#### Exercise brief
Make an exact copy of the listing below.

#### The records
┄┄┄┄┄┄

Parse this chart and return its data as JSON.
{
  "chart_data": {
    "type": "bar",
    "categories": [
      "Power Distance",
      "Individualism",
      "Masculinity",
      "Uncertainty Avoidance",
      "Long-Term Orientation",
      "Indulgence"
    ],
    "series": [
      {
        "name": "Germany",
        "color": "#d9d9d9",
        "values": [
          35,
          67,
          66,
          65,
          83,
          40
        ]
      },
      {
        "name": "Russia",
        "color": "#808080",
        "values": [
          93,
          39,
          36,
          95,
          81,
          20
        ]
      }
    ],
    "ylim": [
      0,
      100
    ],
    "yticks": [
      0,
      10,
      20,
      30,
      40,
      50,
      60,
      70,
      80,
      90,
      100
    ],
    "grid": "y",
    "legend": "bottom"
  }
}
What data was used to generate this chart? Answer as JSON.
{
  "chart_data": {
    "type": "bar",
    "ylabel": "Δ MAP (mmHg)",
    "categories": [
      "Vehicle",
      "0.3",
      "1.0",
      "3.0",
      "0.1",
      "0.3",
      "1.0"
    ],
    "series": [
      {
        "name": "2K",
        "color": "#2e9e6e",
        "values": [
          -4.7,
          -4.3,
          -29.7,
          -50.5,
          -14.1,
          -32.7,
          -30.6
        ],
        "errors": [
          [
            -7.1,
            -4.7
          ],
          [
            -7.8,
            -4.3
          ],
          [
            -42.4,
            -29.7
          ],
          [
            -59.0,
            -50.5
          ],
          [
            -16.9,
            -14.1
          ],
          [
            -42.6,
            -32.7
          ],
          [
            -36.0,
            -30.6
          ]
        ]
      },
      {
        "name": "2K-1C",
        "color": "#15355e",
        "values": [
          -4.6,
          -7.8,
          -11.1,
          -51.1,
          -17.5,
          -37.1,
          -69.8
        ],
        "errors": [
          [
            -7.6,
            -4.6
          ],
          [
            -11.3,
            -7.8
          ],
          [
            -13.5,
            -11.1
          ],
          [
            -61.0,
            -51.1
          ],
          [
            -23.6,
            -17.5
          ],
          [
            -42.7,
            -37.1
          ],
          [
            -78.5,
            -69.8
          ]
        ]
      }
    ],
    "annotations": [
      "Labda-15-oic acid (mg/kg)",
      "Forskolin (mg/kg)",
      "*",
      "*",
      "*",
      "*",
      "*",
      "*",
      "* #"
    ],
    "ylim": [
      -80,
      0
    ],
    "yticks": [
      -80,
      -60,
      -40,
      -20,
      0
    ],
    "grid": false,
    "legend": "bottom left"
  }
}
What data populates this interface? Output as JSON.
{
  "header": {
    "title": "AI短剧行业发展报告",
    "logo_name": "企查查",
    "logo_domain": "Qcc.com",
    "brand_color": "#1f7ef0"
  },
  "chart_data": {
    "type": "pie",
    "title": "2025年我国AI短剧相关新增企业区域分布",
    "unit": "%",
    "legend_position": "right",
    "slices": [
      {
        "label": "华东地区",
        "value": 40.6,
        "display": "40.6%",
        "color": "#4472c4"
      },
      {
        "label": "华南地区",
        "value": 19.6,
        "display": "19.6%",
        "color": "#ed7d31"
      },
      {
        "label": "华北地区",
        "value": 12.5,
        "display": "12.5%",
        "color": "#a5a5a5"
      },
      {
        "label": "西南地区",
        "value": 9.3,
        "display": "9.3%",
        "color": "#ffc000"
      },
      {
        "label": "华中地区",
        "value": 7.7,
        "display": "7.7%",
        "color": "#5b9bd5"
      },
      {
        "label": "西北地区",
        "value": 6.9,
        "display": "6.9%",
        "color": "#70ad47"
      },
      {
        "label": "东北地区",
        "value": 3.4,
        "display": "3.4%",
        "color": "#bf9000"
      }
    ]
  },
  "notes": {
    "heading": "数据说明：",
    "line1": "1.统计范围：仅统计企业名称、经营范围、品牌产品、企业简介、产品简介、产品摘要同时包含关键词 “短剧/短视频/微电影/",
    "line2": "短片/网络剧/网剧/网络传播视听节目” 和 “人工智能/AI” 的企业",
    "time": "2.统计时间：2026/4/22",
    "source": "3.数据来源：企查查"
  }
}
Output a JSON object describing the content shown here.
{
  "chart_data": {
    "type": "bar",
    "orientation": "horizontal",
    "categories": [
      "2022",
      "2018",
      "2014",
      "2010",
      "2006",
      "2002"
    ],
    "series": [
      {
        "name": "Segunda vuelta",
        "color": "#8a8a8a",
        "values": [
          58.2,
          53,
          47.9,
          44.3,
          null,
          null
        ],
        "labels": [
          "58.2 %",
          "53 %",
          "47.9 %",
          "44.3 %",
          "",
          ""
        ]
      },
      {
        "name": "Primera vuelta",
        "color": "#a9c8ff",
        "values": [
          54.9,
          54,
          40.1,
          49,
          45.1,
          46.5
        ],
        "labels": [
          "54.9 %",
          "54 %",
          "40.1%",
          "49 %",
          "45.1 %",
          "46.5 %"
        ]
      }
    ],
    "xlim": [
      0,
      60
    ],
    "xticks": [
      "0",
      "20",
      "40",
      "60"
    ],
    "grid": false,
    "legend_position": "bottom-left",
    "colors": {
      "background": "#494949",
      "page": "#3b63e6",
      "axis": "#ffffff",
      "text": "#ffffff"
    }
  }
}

┄┄┄┄┄┄

#### Problem solution
Parse this chart and return its data as JSON.
{
  "chart_data": {
    "type": "bar",
    "categories": [
      "Power Distance",
      "Individualism",
      "Masculinity",
      "Uncertainty Avoidance",
      "Long-Term Orientation",
      "Indulgence"
    ],
    "series": [
      {
        "name": "Germany",
        "color": "#d9d9d9",
        "values": [
          35,
          67,
          66,
          65,
          83,
          40
        ]
      },
      {
        "name": "Russia",
        "color": "#808080",
        "values": [
          93,
          39,
          36,
          95,
          81,
          20
        ]
      }
    ],
    "ylim": [
      0,
      100
    ],
    "yticks": [
      0,
      10,
      20,
      30,
      40,
      50,
      60,
      70,
      80,
      90,
      100
    ],
    "grid": "y",
    "legend": "bottom"
  }
}
What data was used to generate this chart? Answer as JSON.
{
  "chart_data": {
    "type": "bar",
    "ylabel": "Δ MAP (mmHg)",
    "categories": [
      "Vehicle",
      "0.3",
      "1.0",
      "3.0",
      "0.1",
      "0.3",
      "1.0"
    ],
    "series": [
      {
        "name": "2K",
        "color": "#2e9e6e",
        "values": [
          -4.7,
          -4.3,
          -29.7,
          -50.5,
          -14.1,
          -32.7,
          -30.6
        ],
        "errors": [
          [
            -7.1,
            -4.7
          ],
          [
            -7.8,
            -4.3
          ],
          [
            -42.4,
            -29.7
          ],
          [
            -59.0,
            -50.5
          ],
          [
            -16.9,
            -14.1
          ],
          [
            -42.6,
            -32.7
          ],
          [
            -36.0,
            -30.6
          ]
        ]
      },
      {
        "name": "2K-1C",
        "color": "#15355e",
        "values": [
          -4.6,
          -7.8,
          -11.1,
          -51.1,
          -17.5,
          -37.1,
          -69.8
        ],
        "errors": [
          [
            -7.6,
            -4.6
          ],
          [
            -11.3,
            -7.8
          ],
          [
            -13.5,
            -11.1
          ],
          [
            -61.0,
            -51.1
          ],
          [
            -23.6,
            -17.5
          ],
          [
            -42.7,
            -37.1
          ],
          [
            -78.5,
            -69.8
          ]
        ]
      }
    ],
    "annotations": [
      "Labda-15-oic acid (mg/kg)",
      "Forskolin (mg/kg)",
      "*",
      "*",
      "*",
      "*",
      "*",
      "*",
      "* #"
    ],
    "ylim": [
      -80,
      0
    ],
    "yticks": [
      -80,
      -60,
      -40,
      -20,
      0
    ],
    "grid": false,
    "legend": "bottom left"
  }
}
What data populates this interface? Output as JSON.
{
  "header": {
    "title": "AI短剧行业发展报告",
    "logo_name": "企查查",
    "logo_domain": "Qcc.com",
    "brand_color": "#1f7ef0"
  },
  "chart_data": {
    "type": "pie",
    "title": "2025年我国AI短剧相关新增企业区域分布",
    "unit": "%",
    "legend_position": "right",
    "slices": [
      {
        "label": "华东地区",
        "value": 40.6,
        "display": "40.6%",
        "color": "#4472c4"
      },
      {
        "label": "华南地区",
        "value": 19.6,
        "display": "19.6%",
        "color": "#ed7d31"
      },
      {
        "label": "华北地区",
        "value": 12.5,
        "display": "12.5%",
        "color": "#a5a5a5"
      },
      {
        "label": "西南地区",
        "value": 9.3,
        "display": "9.3%",
        "color": "#ffc000"
      },
      {
        "label": "华中地区",
        "value": 7.7,
        "display": "7.7%",
        "color": "#5b9bd5"
      },
      {
        "label": "西北地区",
        "value": 6.9,
        "display": "6.9%",
        "color": "#70ad47"
      },
      {
        "label": "东北地区",
        "value": 3.4,
        "display": "3.4%",
        "color": "#bf9000"
      }
    ]
  },
  "notes": {
    "heading": "数据说明：",
    "line1": "1.统计范围：仅统计企业名称、经营范围、品牌产品、企业简介、产品简介、产品摘要同时包含关键词 “短剧/短视频/微电影/",
    "line2": "短片/网络剧/网剧/网络传播视听节目” 和 “人工智能/AI” 的企业",
    "time": "2.统计时间：2026/4/22",
    "source": "3.数据来源：企查查"
  }
}
Output a JSON object describing the content shown here.
{
  "chart_data": {
    "type": "bar",
    "orientation": "horizontal",
    "categories": [
      "2022",
      "2018",
      "2014",
      "2010",
      "2006",
      "2002"
    ],
    "series": [
      {
        "name": "Segunda vuelta",
        "color": "#8a8a8a",
        "values": [
          58.2,
          53,
          47.9,
          44.3,
          null,
          null
        ],
        "labels": [
          "58.2 %",
          "53 %",
          "47.9 %",
          "44.3 %",
          "",
          ""
        ]
      },
      {
        "name": "Primera vuelta",
        "color": "#a9c8ff",
        "values": [
          54.9,
          54,
          40.1,
          49,
          45.1,
          46.5
        ],
        "labels": [
          "54.9 %",
          "54 %",
          "40.1%",
          "49 %",
          "45.1 %",
          "46.5 %"
        ]
      }
    ],
    "xlim": [
      0,
      60
    ],
    "xticks": [
      "0",
      "20",
      "40",
      "60"
    ],
    "grid": false,
    "legend_position": "bottom-left",
    "colors": {
      "background": "#494949",
      "page": "#3b63e6",
      "axis": "#ffffff",
      "text": "#ffffff"
    }
  }
}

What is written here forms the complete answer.